Dataset entries
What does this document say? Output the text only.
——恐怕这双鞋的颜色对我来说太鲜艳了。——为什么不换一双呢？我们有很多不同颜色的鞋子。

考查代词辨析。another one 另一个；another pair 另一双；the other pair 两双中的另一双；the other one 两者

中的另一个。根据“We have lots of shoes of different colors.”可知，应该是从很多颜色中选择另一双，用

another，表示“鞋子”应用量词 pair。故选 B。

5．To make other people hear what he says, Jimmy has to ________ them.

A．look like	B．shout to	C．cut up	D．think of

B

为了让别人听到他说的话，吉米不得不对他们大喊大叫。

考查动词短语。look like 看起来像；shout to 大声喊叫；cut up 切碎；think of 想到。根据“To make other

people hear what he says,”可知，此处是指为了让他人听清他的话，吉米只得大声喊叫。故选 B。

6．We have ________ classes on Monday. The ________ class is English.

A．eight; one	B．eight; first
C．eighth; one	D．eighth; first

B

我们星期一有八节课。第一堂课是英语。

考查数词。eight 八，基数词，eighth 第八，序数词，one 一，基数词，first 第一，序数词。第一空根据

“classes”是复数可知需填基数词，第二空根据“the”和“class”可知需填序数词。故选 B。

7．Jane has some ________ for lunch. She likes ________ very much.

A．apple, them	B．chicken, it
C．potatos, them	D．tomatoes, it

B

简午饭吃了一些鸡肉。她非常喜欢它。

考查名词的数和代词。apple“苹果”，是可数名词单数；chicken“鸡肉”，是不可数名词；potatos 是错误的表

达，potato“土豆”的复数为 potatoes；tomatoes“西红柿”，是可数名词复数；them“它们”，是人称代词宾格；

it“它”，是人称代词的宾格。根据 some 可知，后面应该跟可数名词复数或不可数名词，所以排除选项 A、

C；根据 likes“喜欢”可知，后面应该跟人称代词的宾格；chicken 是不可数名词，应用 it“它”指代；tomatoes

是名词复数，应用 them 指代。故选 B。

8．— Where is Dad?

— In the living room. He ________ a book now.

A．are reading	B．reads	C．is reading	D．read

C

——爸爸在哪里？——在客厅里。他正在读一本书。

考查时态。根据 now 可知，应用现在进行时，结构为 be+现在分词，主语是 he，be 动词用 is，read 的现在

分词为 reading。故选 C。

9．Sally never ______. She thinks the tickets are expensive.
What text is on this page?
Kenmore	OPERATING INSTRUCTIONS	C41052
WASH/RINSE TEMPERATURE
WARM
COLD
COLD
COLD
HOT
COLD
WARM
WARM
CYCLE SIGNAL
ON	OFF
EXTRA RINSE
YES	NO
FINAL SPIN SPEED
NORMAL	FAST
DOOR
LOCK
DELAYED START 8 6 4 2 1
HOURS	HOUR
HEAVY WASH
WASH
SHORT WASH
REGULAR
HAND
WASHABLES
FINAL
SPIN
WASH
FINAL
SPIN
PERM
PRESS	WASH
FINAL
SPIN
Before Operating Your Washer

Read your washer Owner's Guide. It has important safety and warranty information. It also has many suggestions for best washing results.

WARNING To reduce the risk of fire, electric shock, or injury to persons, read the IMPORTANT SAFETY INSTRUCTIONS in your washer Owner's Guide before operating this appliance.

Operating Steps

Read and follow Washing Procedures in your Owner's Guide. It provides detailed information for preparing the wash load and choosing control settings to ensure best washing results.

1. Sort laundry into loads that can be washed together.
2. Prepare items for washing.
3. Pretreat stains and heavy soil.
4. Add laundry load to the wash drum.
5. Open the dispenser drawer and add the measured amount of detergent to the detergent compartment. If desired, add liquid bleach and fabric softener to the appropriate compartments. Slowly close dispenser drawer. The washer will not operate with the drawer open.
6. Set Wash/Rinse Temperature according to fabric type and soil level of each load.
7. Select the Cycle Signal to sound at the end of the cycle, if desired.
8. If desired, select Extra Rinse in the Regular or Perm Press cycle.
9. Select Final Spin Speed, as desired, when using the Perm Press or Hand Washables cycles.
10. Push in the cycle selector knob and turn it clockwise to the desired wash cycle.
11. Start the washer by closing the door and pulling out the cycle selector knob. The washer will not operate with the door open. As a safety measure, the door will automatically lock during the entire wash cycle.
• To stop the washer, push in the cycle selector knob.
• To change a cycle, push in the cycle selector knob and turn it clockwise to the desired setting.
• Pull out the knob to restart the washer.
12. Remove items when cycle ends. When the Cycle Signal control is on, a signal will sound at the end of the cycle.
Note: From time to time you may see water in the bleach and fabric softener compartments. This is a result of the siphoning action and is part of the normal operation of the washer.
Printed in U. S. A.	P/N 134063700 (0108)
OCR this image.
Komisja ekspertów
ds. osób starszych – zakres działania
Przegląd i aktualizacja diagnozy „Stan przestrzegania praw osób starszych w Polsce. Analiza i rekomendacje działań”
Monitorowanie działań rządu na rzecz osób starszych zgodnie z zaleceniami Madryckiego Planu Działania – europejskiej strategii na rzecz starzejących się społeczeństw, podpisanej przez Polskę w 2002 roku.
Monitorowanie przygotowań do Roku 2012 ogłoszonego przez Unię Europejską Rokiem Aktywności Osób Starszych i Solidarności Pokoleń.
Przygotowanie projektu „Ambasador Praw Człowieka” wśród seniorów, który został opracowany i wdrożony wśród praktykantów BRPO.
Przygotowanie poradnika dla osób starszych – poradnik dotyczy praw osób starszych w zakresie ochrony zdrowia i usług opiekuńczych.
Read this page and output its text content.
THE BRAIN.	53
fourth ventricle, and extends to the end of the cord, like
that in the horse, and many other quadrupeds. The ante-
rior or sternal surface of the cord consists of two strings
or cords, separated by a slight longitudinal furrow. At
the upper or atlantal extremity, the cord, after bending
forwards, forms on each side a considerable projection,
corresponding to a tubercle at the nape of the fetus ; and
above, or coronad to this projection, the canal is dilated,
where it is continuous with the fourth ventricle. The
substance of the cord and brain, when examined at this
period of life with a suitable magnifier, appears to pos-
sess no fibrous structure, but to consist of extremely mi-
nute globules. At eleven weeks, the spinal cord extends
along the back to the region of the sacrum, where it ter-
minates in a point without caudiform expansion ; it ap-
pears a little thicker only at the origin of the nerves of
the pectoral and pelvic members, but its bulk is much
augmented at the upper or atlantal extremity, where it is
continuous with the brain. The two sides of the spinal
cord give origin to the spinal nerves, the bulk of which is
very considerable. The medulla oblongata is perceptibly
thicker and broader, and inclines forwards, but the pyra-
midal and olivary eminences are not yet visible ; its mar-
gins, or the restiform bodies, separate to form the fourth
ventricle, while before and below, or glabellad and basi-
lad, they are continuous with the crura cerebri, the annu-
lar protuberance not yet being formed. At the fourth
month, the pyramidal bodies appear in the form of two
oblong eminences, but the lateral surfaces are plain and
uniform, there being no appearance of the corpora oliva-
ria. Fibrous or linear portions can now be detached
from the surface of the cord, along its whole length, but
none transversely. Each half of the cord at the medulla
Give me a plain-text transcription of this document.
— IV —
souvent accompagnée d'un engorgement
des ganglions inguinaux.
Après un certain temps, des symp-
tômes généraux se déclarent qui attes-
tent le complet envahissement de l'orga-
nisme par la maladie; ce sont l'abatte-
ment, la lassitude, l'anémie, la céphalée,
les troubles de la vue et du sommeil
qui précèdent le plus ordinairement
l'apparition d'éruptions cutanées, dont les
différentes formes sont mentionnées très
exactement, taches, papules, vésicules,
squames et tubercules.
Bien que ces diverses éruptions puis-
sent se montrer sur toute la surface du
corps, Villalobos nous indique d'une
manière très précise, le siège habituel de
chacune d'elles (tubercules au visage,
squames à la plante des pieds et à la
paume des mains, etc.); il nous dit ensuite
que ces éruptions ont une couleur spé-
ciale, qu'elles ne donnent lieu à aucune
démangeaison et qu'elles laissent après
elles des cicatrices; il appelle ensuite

# Exercise details
Show all lines in the entries above where the word "hear" appears.

# Solution to this exercise
5．To make other people hear what he says, Jimmy has to ________ them.
people hear what he says,”可知，此处是指为了让他人听清他的话，吉米只得大声喊叫。故选 B。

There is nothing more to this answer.